THE TASK: From the listing that follows, output everything exactly except the pictures.

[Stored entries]
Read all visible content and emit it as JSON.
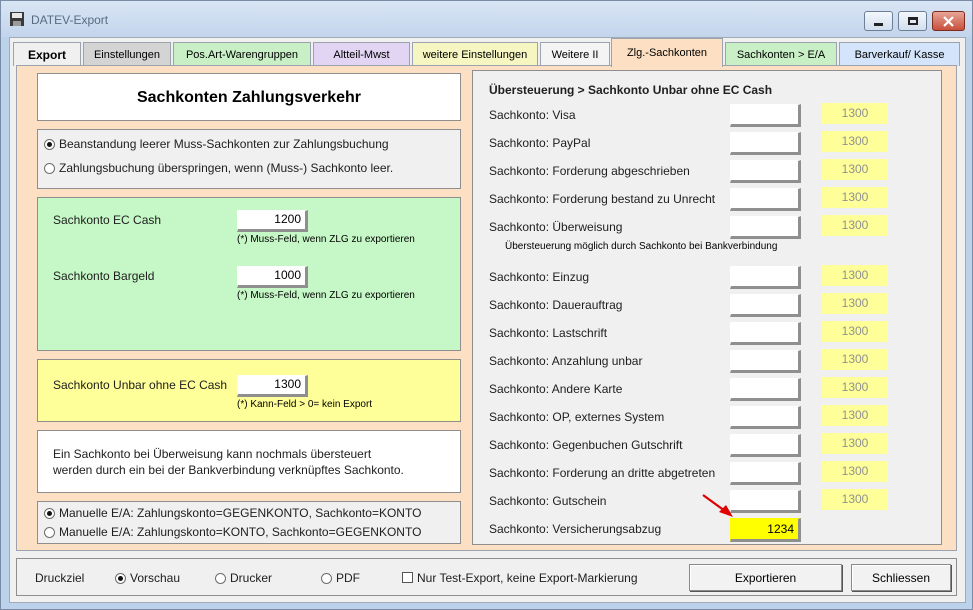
{
  "window": {
    "title": "DATEV-Export",
    "minimize_icon": "minimize-icon",
    "maximize_icon": "maximize-icon",
    "close_icon": "close-icon"
  },
  "tabs": [
    {
      "label": "Export",
      "color": "#f0f0f0",
      "active": false
    },
    {
      "label": "Einstellungen",
      "color": "#d4d4d4",
      "active": false
    },
    {
      "label": "Pos.Art-Warengruppen",
      "color": "#c9efc6",
      "active": false
    },
    {
      "label": "Altteil-Mwst",
      "color": "#e2d5f3",
      "active": false
    },
    {
      "label": "weitere Einstellungen",
      "color": "#f6f6c2",
      "active": false
    },
    {
      "label": "Weitere II",
      "color": "#f4f4f4",
      "active": false
    },
    {
      "label": "Zlg.-Sachkonten",
      "color": "#fde0c3",
      "active": true
    },
    {
      "label": "Sachkonten > E/A",
      "color": "#c9efc6",
      "active": false
    },
    {
      "label": "Barverkauf/ Kasse",
      "color": "#d4e4fa",
      "active": false
    }
  ],
  "left": {
    "heading": "Sachkonten Zahlungsverkehr",
    "validation_options": [
      {
        "label": "Beanstandung leerer Muss-Sachkonten zur Zahlungsbuchung",
        "checked": true
      },
      {
        "label": "Zahlungsbuchung überspringen, wenn (Muss-) Sachkonto leer.",
        "checked": false
      }
    ],
    "ec_cash": {
      "label": "Sachkonto EC Cash",
      "value": "1200",
      "hint": "(*) Muss-Feld, wenn ZLG zu exportieren"
    },
    "bargeld": {
      "label": "Sachkonto Bargeld",
      "value": "1000",
      "hint": "(*) Muss-Feld, wenn ZLG zu exportieren"
    },
    "unbar": {
      "label": "Sachkonto Unbar ohne EC Cash",
      "value": "1300",
      "hint": "(*) Kann-Feld > 0= kein Export"
    },
    "info_line1": "Ein Sachkonto bei Überweisung kann nochmals übersteuert",
    "info_line2": "werden durch ein bei der Bankverbindung verknüpftes Sachkonto.",
    "ea_options": [
      {
        "label": "Manuelle E/A: Zahlungskonto=GEGENKONTO, Sachkonto=KONTO",
        "checked": true
      },
      {
        "label": "Manuelle E/A: Zahlungskonto=KONTO, Sachkonto=GEGENKONTO",
        "checked": false
      }
    ]
  },
  "right": {
    "heading": "Übersteuerung > Sachkonto Unbar ohne EC Cash",
    "rows_a": [
      {
        "label": "Sachkonto: Visa",
        "value": "",
        "default": "1300"
      },
      {
        "label": "Sachkonto: PayPal",
        "value": "",
        "default": "1300"
      },
      {
        "label": "Sachkonto: Forderung abgeschrieben",
        "value": "",
        "default": "1300"
      },
      {
        "label": "Sachkonto: Forderung bestand zu Unrecht",
        "value": "",
        "default": "1300"
      },
      {
        "label": "Sachkonto: Überweisung",
        "value": "",
        "default": "1300"
      }
    ],
    "note": "Übersteuerung möglich durch Sachkonto bei Bankverbindung",
    "rows_b": [
      {
        "label": "Sachkonto: Einzug",
        "value": "",
        "default": "1300"
      },
      {
        "label": "Sachkonto: Dauerauftrag",
        "value": "",
        "default": "1300"
      },
      {
        "label": "Sachkonto: Lastschrift",
        "value": "",
        "default": "1300"
      },
      {
        "label": "Sachkonto: Anzahlung unbar",
        "value": "",
        "default": "1300"
      },
      {
        "label": "Sachkonto: Andere Karte",
        "value": "",
        "default": "1300"
      },
      {
        "label": "Sachkonto: OP, externes System",
        "value": "",
        "default": "1300"
      },
      {
        "label": "Sachkonto: Gegenbuchen Gutschrift",
        "value": "",
        "default": "1300"
      },
      {
        "label": "Sachkonto: Forderung an dritte abgetreten",
        "value": "",
        "default": "1300"
      },
      {
        "label": "Sachkonto: Gutschein",
        "value": "",
        "default": "1300"
      }
    ],
    "versicherung": {
      "label": "Sachkonto: Versicherungsabzug",
      "value": "1234"
    }
  },
  "bottom": {
    "druckziel_label": "Druckziel",
    "targets": [
      {
        "label": "Vorschau",
        "checked": true
      },
      {
        "label": "Drucker",
        "checked": false
      },
      {
        "label": "PDF",
        "checked": false
      }
    ],
    "test_export_label": "Nur Test-Export, keine Export-Markierung",
    "export_button": "Exportieren",
    "close_button": "Schliessen"
  },
  "colors": {
    "panel": "#fde0c3",
    "green_box": "#c6f7c6",
    "yellow_box": "#ffff99",
    "highlight_field": "#ffff00",
    "arrow": "#e00000"
  }
}
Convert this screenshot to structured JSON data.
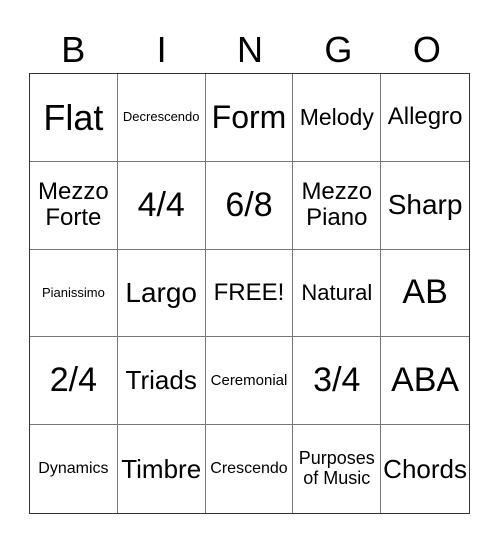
{
  "header": [
    "B",
    "I",
    "N",
    "G",
    "O"
  ],
  "rows": [
    [
      "Flat",
      "Decrescendo",
      "Form",
      "Melody",
      "Allegro"
    ],
    [
      "Mezzo Forte",
      "4/4",
      "6/8",
      "Mezzo Piano",
      "Sharp"
    ],
    [
      "Pianissimo",
      "Largo",
      "FREE!",
      "Natural",
      "AB"
    ],
    [
      "2/4",
      "Triads",
      "Ceremonial",
      "3/4",
      "ABA"
    ],
    [
      "Dynamics",
      "Timbre",
      "Crescendo",
      "Purposes of Music",
      "Chords"
    ]
  ]
}
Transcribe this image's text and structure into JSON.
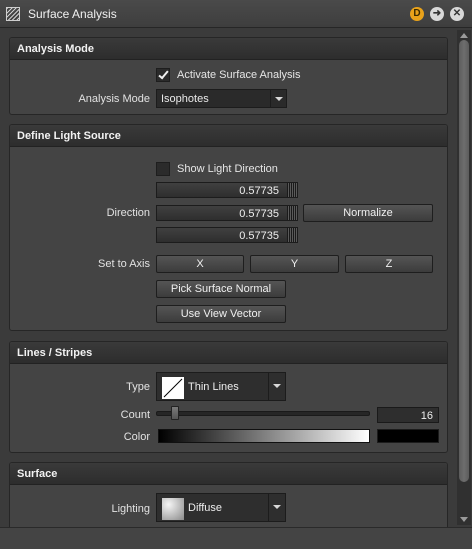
{
  "window": {
    "title": "Surface Analysis",
    "badge_label": "D"
  },
  "analysis_mode": {
    "header": "Analysis Mode",
    "activate_label": "Activate Surface Analysis",
    "activate_checked": true,
    "mode_label": "Analysis Mode",
    "mode_value": "Isophotes"
  },
  "light_source": {
    "header": "Define Light Source",
    "show_direction_label": "Show Light Direction",
    "show_direction_checked": false,
    "direction_label": "Direction",
    "direction_values": [
      "0.57735",
      "0.57735",
      "0.57735"
    ],
    "normalize_label": "Normalize",
    "set_axis_label": "Set to Axis",
    "axis_buttons": [
      "X",
      "Y",
      "Z"
    ],
    "pick_normal_label": "Pick Surface Normal",
    "view_vector_label": "Use View Vector"
  },
  "lines": {
    "header": "Lines / Stripes",
    "type_label": "Type",
    "type_value": "Thin Lines",
    "count_label": "Count",
    "count_value": "16",
    "count_slider_fraction": 0.07,
    "color_label": "Color",
    "color_value": "#000000"
  },
  "surface": {
    "header": "Surface",
    "lighting_label": "Lighting",
    "lighting_value": "Diffuse"
  },
  "colors": {
    "panel_bg": "#444444",
    "header_bg": "#2d2d2d",
    "accent_orange": "#e9a21a"
  }
}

SOLUTION TO THE PROBLEM:
Read all visible content and emit it as JSON.
{
  "window": {
    "title": "DATEV-Export",
    "minimize_icon": "minimize-icon",
    "maximize_icon": "maximize-icon",
    "close_icon": "close-icon"
  },
  "tabs": [
    {
      "label": "Export",
      "color": "#f0f0f0",
      "active": false
    },
    {
      "label": "Einstellungen",
      "color": "#d4d4d4",
      "active": false
    },
    {
      "label": "Pos.Art-Warengruppen",
      "color": "#c9efc6",
      "active": false
    },
    {
      "label": "Altteil-Mwst",
      "color": "#e2d5f3",
      "active": false
    },
    {
      "label": "weitere Einstellungen",
      "color": "#f6f6c2",
      "active": false
    },
    {
      "label": "Weitere II",
      "color": "#f4f4f4",
      "active": false
    },
    {
      "label": "Zlg.-Sachkonten",
      "color": "#fde0c3",
      "active": true
    },
    {
      "label": "Sachkonten > E/A",
      "color": "#c9efc6",
      "active": false
    },
    {
      "label": "Barverkauf/ Kasse",
      "color": "#d4e4fa",
      "active": false
    }
  ],
  "left": {
    "heading": "Sachkonten Zahlungsverkehr",
    "validation_options": [
      {
        "label": "Beanstandung leerer Muss-Sachkonten zur Zahlungsbuchung",
        "checked": true
      },
      {
        "label": "Zahlungsbuchung überspringen, wenn (Muss-) Sachkonto leer.",
        "checked": false
      }
    ],
    "ec_cash": {
      "label": "Sachkonto EC Cash",
      "value": "1200",
      "hint": "(*) Muss-Feld, wenn ZLG zu exportieren"
    },
    "bargeld": {
      "label": "Sachkonto Bargeld",
      "value": "1000",
      "hint": "(*) Muss-Feld, wenn ZLG zu exportieren"
    },
    "unbar": {
      "label": "Sachkonto Unbar ohne EC Cash",
      "value": "1300",
      "hint": "(*) Kann-Feld > 0= kein Export"
    },
    "info_line1": "Ein Sachkonto bei Überweisung kann nochmals übersteuert",
    "info_line2": "werden durch ein bei der Bankverbindung verknüpftes Sachkonto.",
    "ea_options": [
      {
        "label": "Manuelle E/A: Zahlungskonto=GEGENKONTO, Sachkonto=KONTO",
        "checked": true
      },
      {
        "label": "Manuelle E/A: Zahlungskonto=KONTO, Sachkonto=GEGENKONTO",
        "checked": false
      }
    ]
  },
  "right": {
    "heading": "Übersteuerung > Sachkonto Unbar ohne EC Cash",
    "rows_a": [
      {
        "label": "Sachkonto: Visa",
        "value": "",
        "default": "1300"
      },
      {
        "label": "Sachkonto: PayPal",
        "value": "",
        "default": "1300"
      },
      {
        "label": "Sachkonto: Forderung abgeschrieben",
        "value": "",
        "default": "1300"
      },
      {
        "label": "Sachkonto: Forderung bestand zu Unrecht",
        "value": "",
        "default": "1300"
      },
      {
        "label": "Sachkonto: Überweisung",
        "value": "",
        "default": "1300"
      }
    ],
    "note": "Übersteuerung möglich durch Sachkonto bei Bankverbindung",
    "rows_b": [
      {
        "label": "Sachkonto: Einzug",
        "value": "",
        "default": "1300"
      },
      {
        "label": "Sachkonto: Dauerauftrag",
        "value": "",
        "default": "1300"
      },
      {
        "label": "Sachkonto: Lastschrift",
        "value": "",
        "default": "1300"
      },
      {
        "label": "Sachkonto: Anzahlung unbar",
        "value": "",
        "default": "1300"
      },
      {
        "label": "Sachkonto: Andere Karte",
        "value": "",
        "default": "1300"
      },
      {
        "label": "Sachkonto: OP, externes System",
        "value": "",
        "default": "1300"
      },
      {
        "label": "Sachkonto: Gegenbuchen Gutschrift",
        "value": "",
        "default": "1300"
      },
      {
        "label": "Sachkonto: Forderung an dritte abgetreten",
        "value": "",
        "default": "1300"
      },
      {
        "label": "Sachkonto: Gutschein",
        "value": "",
        "default": "1300"
      }
    ],
    "versicherung": {
      "label": "Sachkonto: Versicherungsabzug",
      "value": "1234"
    }
  },
  "bottom": {
    "druckziel_label": "Druckziel",
    "targets": [
      {
        "label": "Vorschau",
        "checked": true
      },
      {
        "label": "Drucker",
        "checked": false
      },
      {
        "label": "PDF",
        "checked": false
      }
    ],
    "test_export_label": "Nur Test-Export, keine Export-Markierung",
    "export_button": "Exportieren",
    "close_button": "Schliessen"
  },
  "colors": {
    "panel": "#fde0c3",
    "green_box": "#c6f7c6",
    "yellow_box": "#ffff99",
    "highlight_field": "#ffff00",
    "arrow": "#e00000"
  }
}
Convert this screenshot to structured JSON data.
{
  "header": [
    "B",
    "I",
    "N",
    "G",
    "O"
  ],
  "rows": [
    [
      "Flat",
      "Decrescendo",
      "Form",
      "Melody",
      "Allegro"
    ],
    [
      "Mezzo Forte",
      "4/4",
      "6/8",
      "Mezzo Piano",
      "Sharp"
    ],
    [
      "Pianissimo",
      "Largo",
      "FREE!",
      "Natural",
      "AB"
    ],
    [
      "2/4",
      "Triads",
      "Ceremonial",
      "3/4",
      "ABA"
    ],
    [
      "Dynamics",
      "Timbre",
      "Crescendo",
      "Purposes of Music",
      "Chords"
    ]
  ]
}
Transcribe this image's text and structure into JSON.
{
  "window": {
    "title": "Surface Analysis",
    "badge_label": "D"
  },
  "analysis_mode": {
    "header": "Analysis Mode",
    "activate_label": "Activate Surface Analysis",
    "activate_checked": true,
    "mode_label": "Analysis Mode",
    "mode_value": "Isophotes"
  },
  "light_source": {
    "header": "Define Light Source",
    "show_direction_label": "Show Light Direction",
    "show_direction_checked": false,
    "direction_label": "Direction",
    "direction_values": [
      "0.57735",
      "0.57735",
      "0.57735"
    ],
    "normalize_label": "Normalize",
    "set_axis_label": "Set to Axis",
    "axis_buttons": [
      "X",
      "Y",
      "Z"
    ],
    "pick_normal_label": "Pick Surface Normal",
    "view_vector_label": "Use View Vector"
  },
  "lines": {
    "header": "Lines / Stripes",
    "type_label": "Type",
    "type_value": "Thin Lines",
    "count_label": "Count",
    "count_value": "16",
    "count_slider_fraction": 0.07,
    "color_label": "Color",
    "color_value": "#000000"
  },
  "surface": {
    "header": "Surface",
    "lighting_label": "Lighting",
    "lighting_value": "Diffuse"
  },
  "colors": {
    "panel_bg": "#444444",
    "header_bg": "#2d2d2d",
    "accent_orange": "#e9a21a"
  }
}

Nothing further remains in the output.